REQUIRED WORK:
Search the data for the word "this". Reproduce every line where it is found.

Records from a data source
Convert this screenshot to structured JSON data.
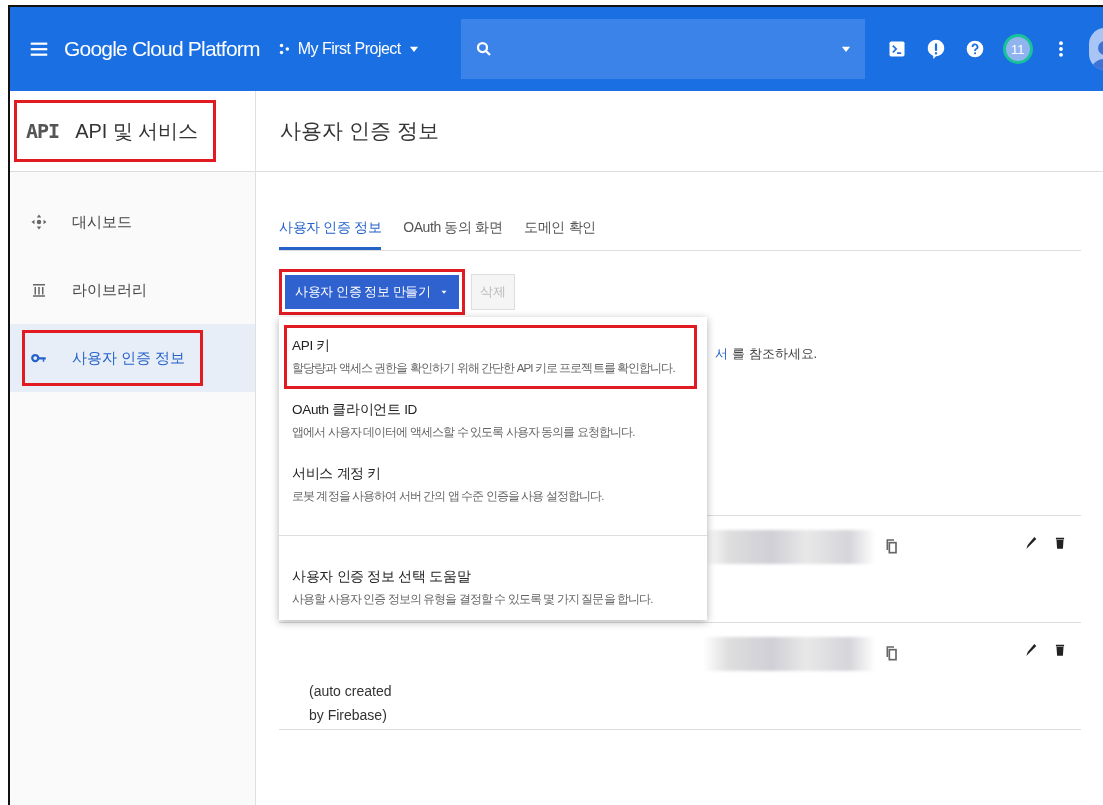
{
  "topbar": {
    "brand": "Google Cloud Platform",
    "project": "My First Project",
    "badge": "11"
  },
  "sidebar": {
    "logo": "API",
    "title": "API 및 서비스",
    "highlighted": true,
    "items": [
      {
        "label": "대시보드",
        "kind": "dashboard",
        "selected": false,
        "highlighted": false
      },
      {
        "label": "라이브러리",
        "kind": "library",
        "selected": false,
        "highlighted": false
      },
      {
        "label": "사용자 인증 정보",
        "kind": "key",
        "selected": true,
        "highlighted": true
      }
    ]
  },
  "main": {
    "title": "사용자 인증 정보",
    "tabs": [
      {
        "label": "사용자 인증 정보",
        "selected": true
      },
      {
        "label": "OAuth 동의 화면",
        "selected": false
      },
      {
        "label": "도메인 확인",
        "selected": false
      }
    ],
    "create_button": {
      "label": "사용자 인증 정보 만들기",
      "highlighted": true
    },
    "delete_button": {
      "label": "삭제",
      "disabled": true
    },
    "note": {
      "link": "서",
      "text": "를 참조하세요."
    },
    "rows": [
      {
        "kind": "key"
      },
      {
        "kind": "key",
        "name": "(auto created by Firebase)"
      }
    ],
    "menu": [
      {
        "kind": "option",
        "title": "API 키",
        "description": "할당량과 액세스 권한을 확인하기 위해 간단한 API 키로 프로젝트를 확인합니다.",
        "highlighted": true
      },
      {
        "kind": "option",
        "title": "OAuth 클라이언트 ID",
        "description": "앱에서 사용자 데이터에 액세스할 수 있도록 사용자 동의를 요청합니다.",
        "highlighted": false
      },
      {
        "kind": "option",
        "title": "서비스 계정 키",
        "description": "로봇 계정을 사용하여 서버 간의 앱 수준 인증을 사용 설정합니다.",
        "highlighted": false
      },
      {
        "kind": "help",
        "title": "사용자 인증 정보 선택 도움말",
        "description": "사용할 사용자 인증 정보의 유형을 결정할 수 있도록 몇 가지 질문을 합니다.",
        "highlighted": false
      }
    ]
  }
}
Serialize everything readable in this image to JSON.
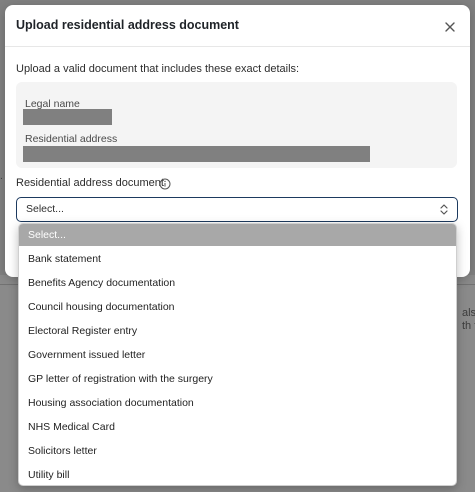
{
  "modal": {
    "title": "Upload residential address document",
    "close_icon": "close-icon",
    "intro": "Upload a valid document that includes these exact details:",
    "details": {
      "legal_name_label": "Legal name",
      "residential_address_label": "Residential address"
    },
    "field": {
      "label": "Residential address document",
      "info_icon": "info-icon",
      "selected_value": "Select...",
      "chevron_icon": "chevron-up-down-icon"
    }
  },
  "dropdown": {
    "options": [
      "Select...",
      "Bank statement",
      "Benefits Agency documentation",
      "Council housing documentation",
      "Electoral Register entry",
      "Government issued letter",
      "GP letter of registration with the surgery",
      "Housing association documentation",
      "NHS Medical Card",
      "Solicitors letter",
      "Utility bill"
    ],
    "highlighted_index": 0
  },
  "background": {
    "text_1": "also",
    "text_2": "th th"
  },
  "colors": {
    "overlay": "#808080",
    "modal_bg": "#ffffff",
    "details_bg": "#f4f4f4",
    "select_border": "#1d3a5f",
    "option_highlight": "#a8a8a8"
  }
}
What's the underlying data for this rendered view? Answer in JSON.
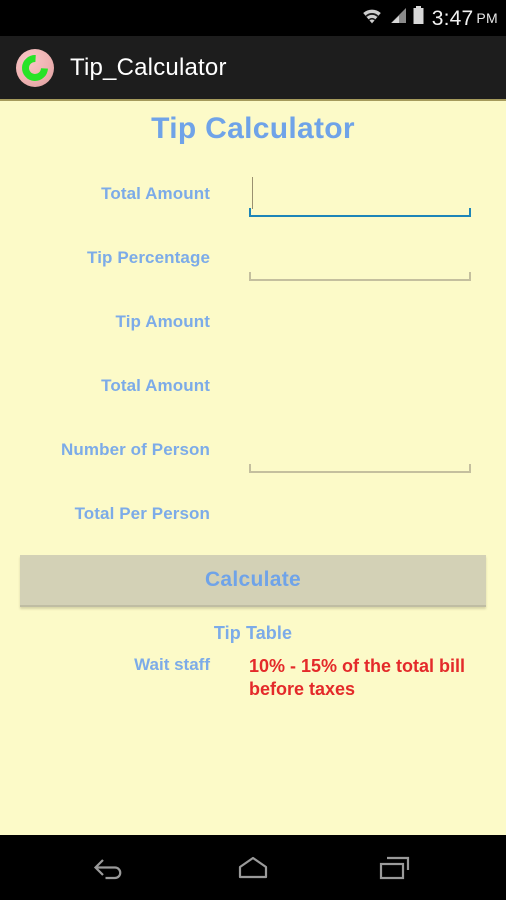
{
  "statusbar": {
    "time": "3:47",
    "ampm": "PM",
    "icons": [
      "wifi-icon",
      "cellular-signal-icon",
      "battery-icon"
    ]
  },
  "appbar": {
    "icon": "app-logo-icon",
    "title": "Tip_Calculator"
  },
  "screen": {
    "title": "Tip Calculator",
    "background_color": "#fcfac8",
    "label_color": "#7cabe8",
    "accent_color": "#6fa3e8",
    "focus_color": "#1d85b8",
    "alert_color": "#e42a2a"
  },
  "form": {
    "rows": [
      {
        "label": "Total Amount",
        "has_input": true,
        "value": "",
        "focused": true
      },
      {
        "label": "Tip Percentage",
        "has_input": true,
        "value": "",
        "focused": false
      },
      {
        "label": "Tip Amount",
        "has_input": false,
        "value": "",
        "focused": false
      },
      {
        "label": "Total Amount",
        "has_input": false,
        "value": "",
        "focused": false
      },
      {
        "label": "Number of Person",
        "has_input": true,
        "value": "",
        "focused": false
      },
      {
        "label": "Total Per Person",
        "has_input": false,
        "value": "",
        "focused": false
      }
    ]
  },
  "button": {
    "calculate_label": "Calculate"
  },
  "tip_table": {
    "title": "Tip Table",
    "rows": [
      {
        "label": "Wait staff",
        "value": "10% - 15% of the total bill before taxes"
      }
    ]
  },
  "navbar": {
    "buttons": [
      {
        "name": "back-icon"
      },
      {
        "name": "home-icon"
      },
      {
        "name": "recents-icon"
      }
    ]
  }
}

RESULT:
Convert this screenshot to structured JSON data.
Serialize everything readable in this image to JSON.
What's the underlying data for this rendered view? Answer in JSON.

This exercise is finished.